(Entries from a dataset)
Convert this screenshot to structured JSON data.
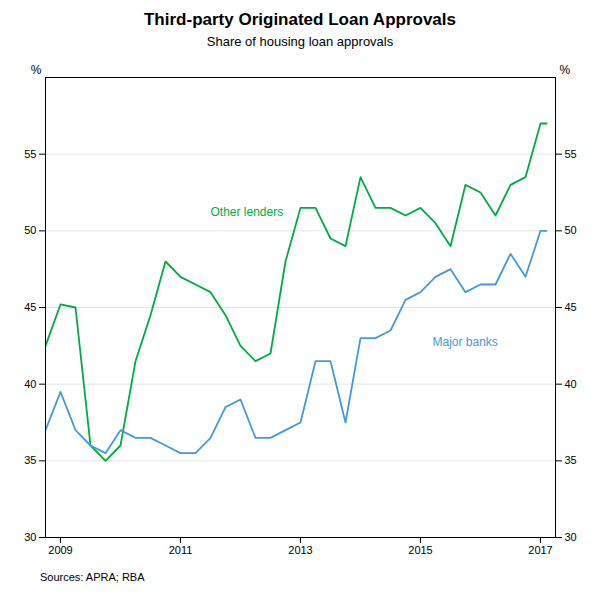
{
  "chart_data": {
    "type": "line",
    "title": "Third-party Originated Loan Approvals",
    "subtitle": "Share of housing loan approvals",
    "source": "Sources: APRA; RBA",
    "ylabel": "%",
    "y2label": "%",
    "x": [
      2008.75,
      2009.0,
      2009.25,
      2009.5,
      2009.75,
      2010.0,
      2010.25,
      2010.5,
      2010.75,
      2011.0,
      2011.25,
      2011.5,
      2011.75,
      2012.0,
      2012.25,
      2012.5,
      2012.75,
      2013.0,
      2013.25,
      2013.5,
      2013.75,
      2014.0,
      2014.25,
      2014.5,
      2014.75,
      2015.0,
      2015.25,
      2015.5,
      2015.75,
      2016.0,
      2016.25,
      2016.5,
      2016.75,
      2017.0,
      2017.1
    ],
    "series": [
      {
        "name": "Other lenders",
        "color": "#00AA44",
        "values": [
          42.5,
          45.2,
          45.0,
          36.0,
          35.0,
          36.0,
          41.5,
          44.5,
          48.0,
          47.0,
          46.5,
          46.0,
          44.5,
          42.5,
          41.5,
          42.0,
          48.0,
          51.5,
          51.5,
          49.5,
          49.0,
          53.5,
          51.5,
          51.5,
          51.0,
          51.5,
          50.5,
          49.0,
          53.0,
          52.5,
          51.0,
          53.0,
          53.5,
          57.0,
          57.0
        ]
      },
      {
        "name": "Major banks",
        "color": "#4499DD",
        "values": [
          37.0,
          39.5,
          37.0,
          36.0,
          35.5,
          37.0,
          36.5,
          36.5,
          36.0,
          35.5,
          35.5,
          36.5,
          38.5,
          39.0,
          36.5,
          36.5,
          37.0,
          37.5,
          41.5,
          41.5,
          37.5,
          43.0,
          43.0,
          43.5,
          45.5,
          46.0,
          47.0,
          47.5,
          46.0,
          46.5,
          46.5,
          48.5,
          47.0,
          50.0,
          50.0
        ]
      }
    ],
    "annotations": [
      {
        "text": "Other lenders",
        "x": 2011.5,
        "y": 51.0,
        "color": "#00AA44"
      },
      {
        "text": "Major banks",
        "x": 2015.2,
        "y": 42.5,
        "color": "#4499DD"
      }
    ],
    "xlim": [
      2008.75,
      2017.25
    ],
    "xticks": [
      2009,
      2011,
      2013,
      2015,
      2017
    ],
    "ylim": [
      30,
      60
    ],
    "yticks": [
      30,
      35,
      40,
      45,
      50,
      55
    ],
    "y2lim": [
      30,
      60
    ],
    "y2ticks": [
      30,
      35,
      40,
      45,
      50,
      55
    ],
    "grid": true
  }
}
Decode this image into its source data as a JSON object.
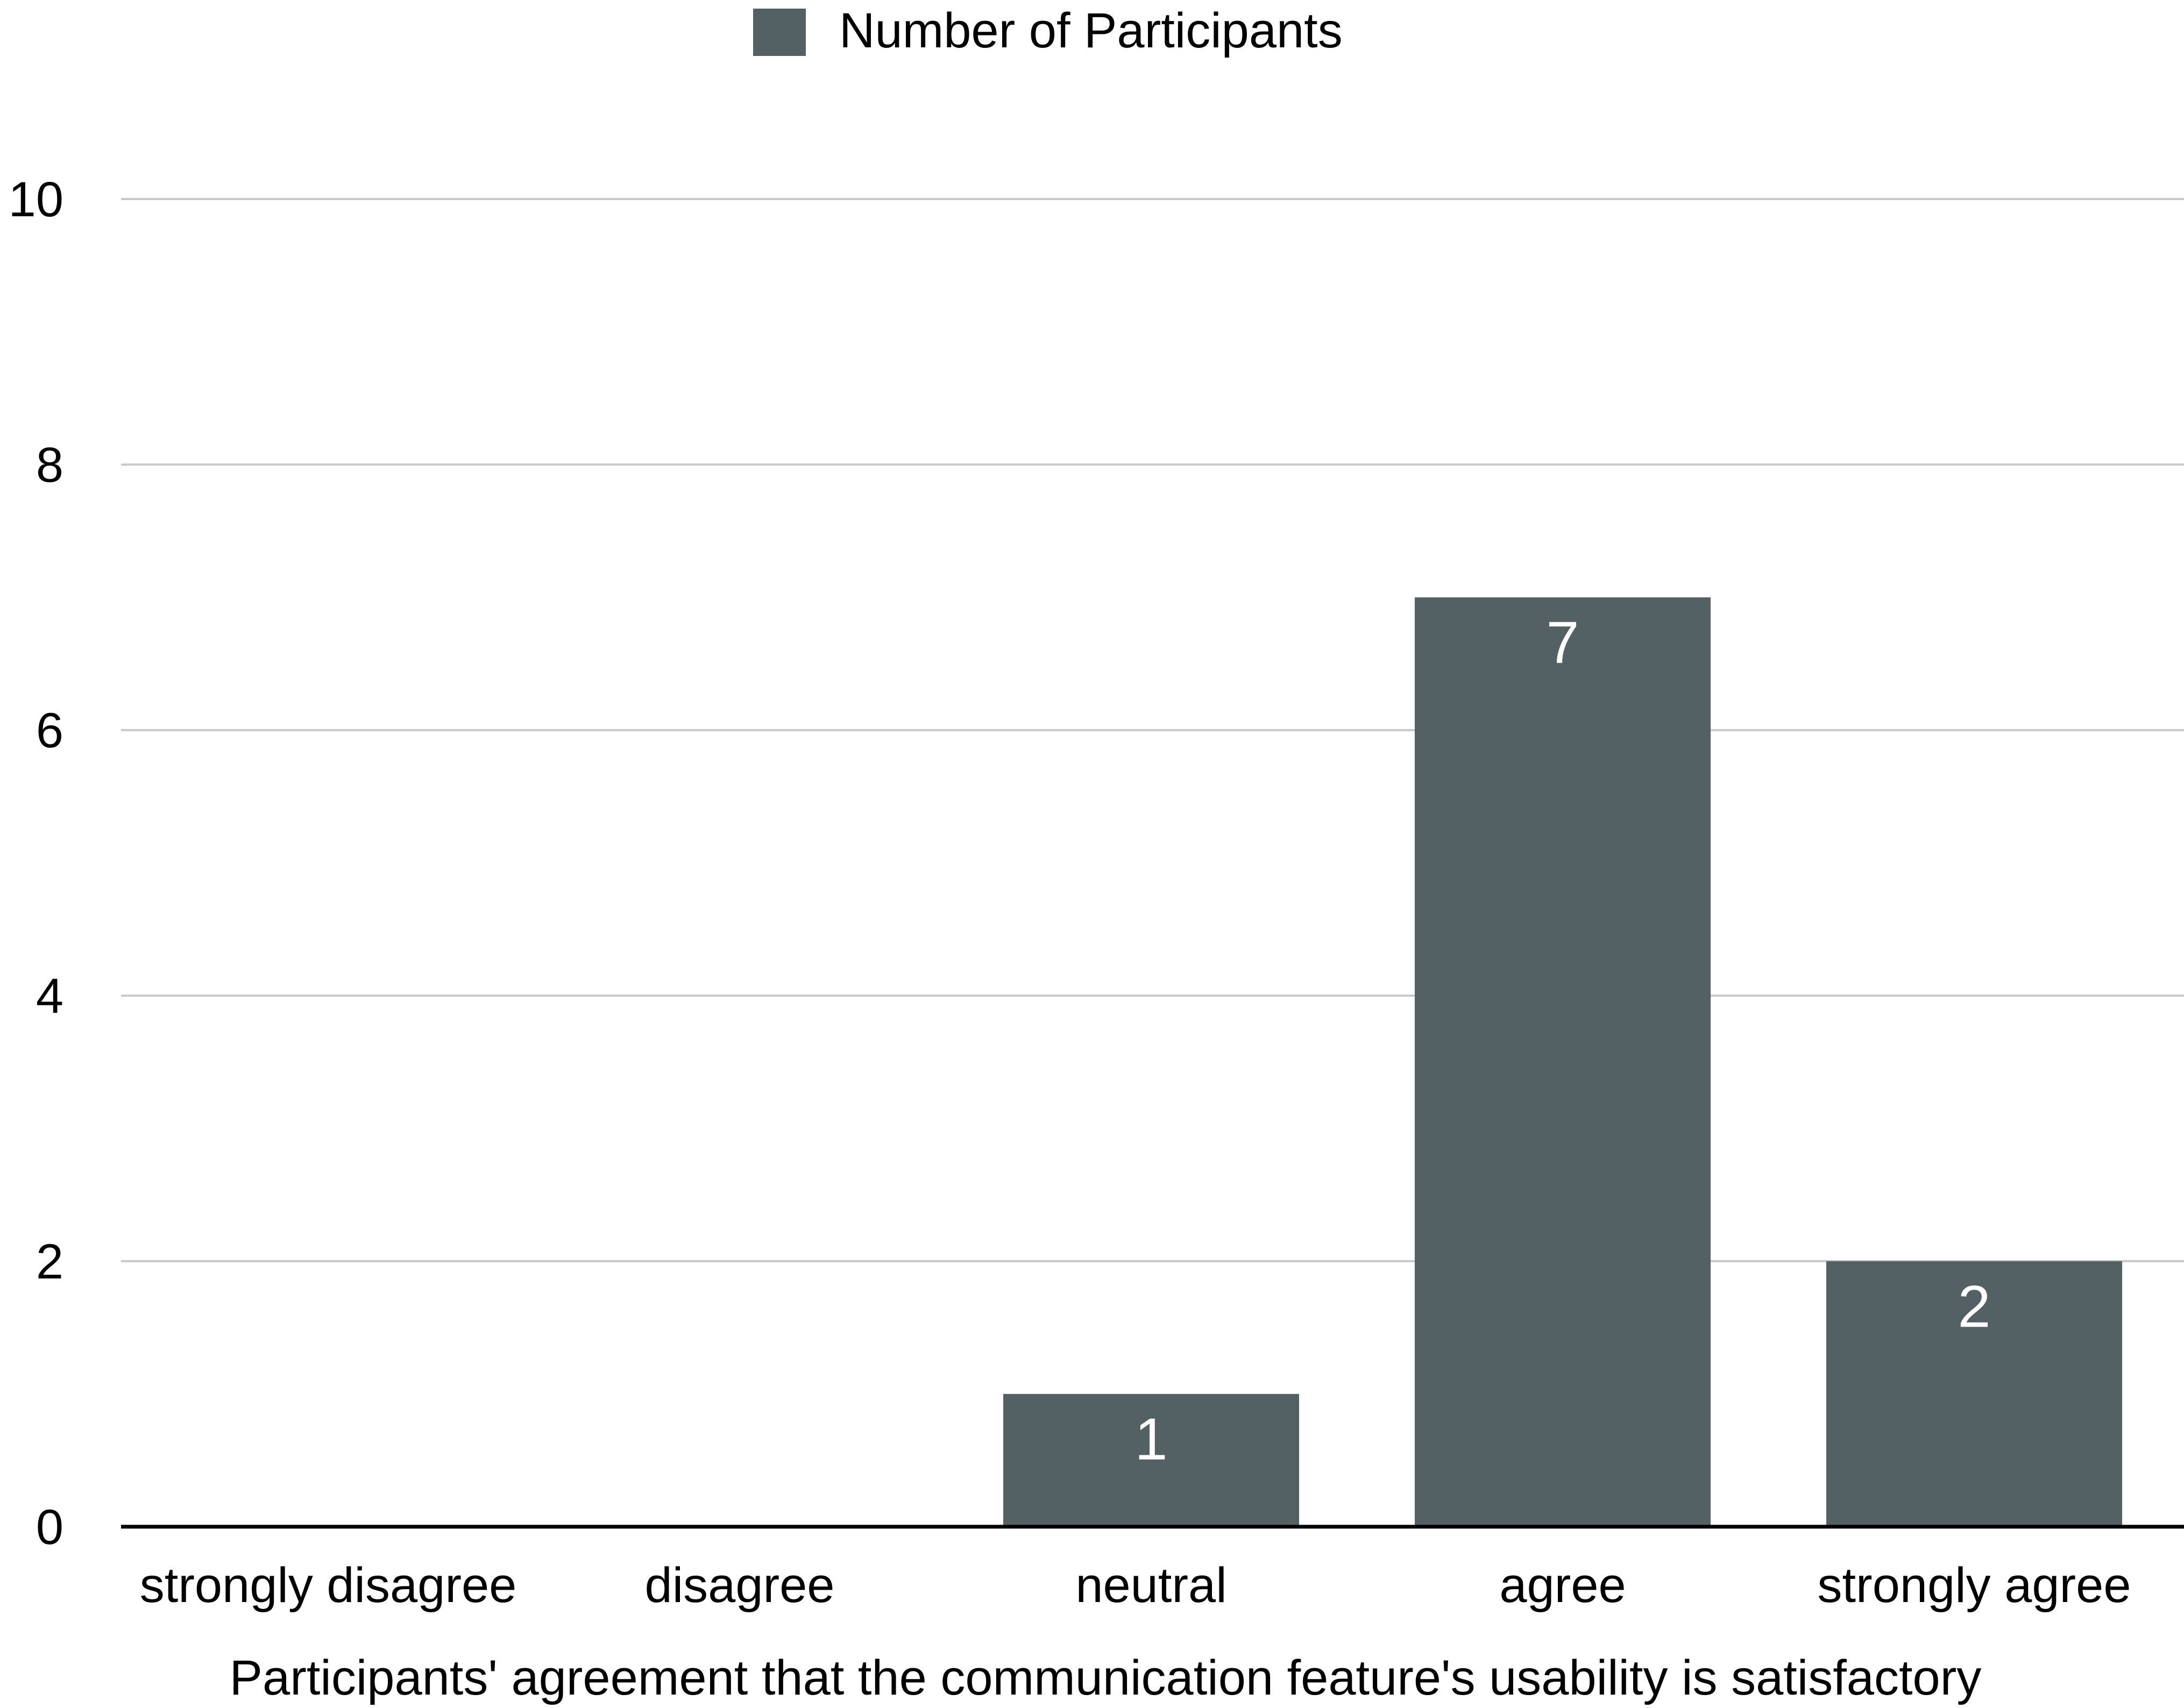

TASK TO CARRY OUT » Reproduce all of the entries word for word, skipping any pictures they hold.

EXERCISE OUTPUT »
Convert this screenshot to structured JSON data.
{
  "chart_data": {
    "type": "line",
    "title": "Third-party Originated Loan Approvals",
    "subtitle": "Share of housing loan approvals",
    "source": "Sources: APRA; RBA",
    "ylabel": "%",
    "y2label": "%",
    "x": [
      2008.75,
      2009.0,
      2009.25,
      2009.5,
      2009.75,
      2010.0,
      2010.25,
      2010.5,
      2010.75,
      2011.0,
      2011.25,
      2011.5,
      2011.75,
      2012.0,
      2012.25,
      2012.5,
      2012.75,
      2013.0,
      2013.25,
      2013.5,
      2013.75,
      2014.0,
      2014.25,
      2014.5,
      2014.75,
      2015.0,
      2015.25,
      2015.5,
      2015.75,
      2016.0,
      2016.25,
      2016.5,
      2016.75,
      2017.0,
      2017.1
    ],
    "series": [
      {
        "name": "Other lenders",
        "color": "#00AA44",
        "values": [
          42.5,
          45.2,
          45.0,
          36.0,
          35.0,
          36.0,
          41.5,
          44.5,
          48.0,
          47.0,
          46.5,
          46.0,
          44.5,
          42.5,
          41.5,
          42.0,
          48.0,
          51.5,
          51.5,
          49.5,
          49.0,
          53.5,
          51.5,
          51.5,
          51.0,
          51.5,
          50.5,
          49.0,
          53.0,
          52.5,
          51.0,
          53.0,
          53.5,
          57.0,
          57.0
        ]
      },
      {
        "name": "Major banks",
        "color": "#4499DD",
        "values": [
          37.0,
          39.5,
          37.0,
          36.0,
          35.5,
          37.0,
          36.5,
          36.5,
          36.0,
          35.5,
          35.5,
          36.5,
          38.5,
          39.0,
          36.5,
          36.5,
          37.0,
          37.5,
          41.5,
          41.5,
          37.5,
          43.0,
          43.0,
          43.5,
          45.5,
          46.0,
          47.0,
          47.5,
          46.0,
          46.5,
          46.5,
          48.5,
          47.0,
          50.0,
          50.0
        ]
      }
    ],
    "annotations": [
      {
        "text": "Other lenders",
        "x": 2011.5,
        "y": 51.0,
        "color": "#00AA44"
      },
      {
        "text": "Major banks",
        "x": 2015.2,
        "y": 42.5,
        "color": "#4499DD"
      }
    ],
    "xlim": [
      2008.75,
      2017.25
    ],
    "xticks": [
      2009,
      2011,
      2013,
      2015,
      2017
    ],
    "ylim": [
      30,
      60
    ],
    "yticks": [
      30,
      35,
      40,
      45,
      50,
      55
    ],
    "y2lim": [
      30,
      60
    ],
    "y2ticks": [
      30,
      35,
      40,
      45,
      50,
      55
    ],
    "grid": true
  }
}
Decode this image into its source data as a JSON object.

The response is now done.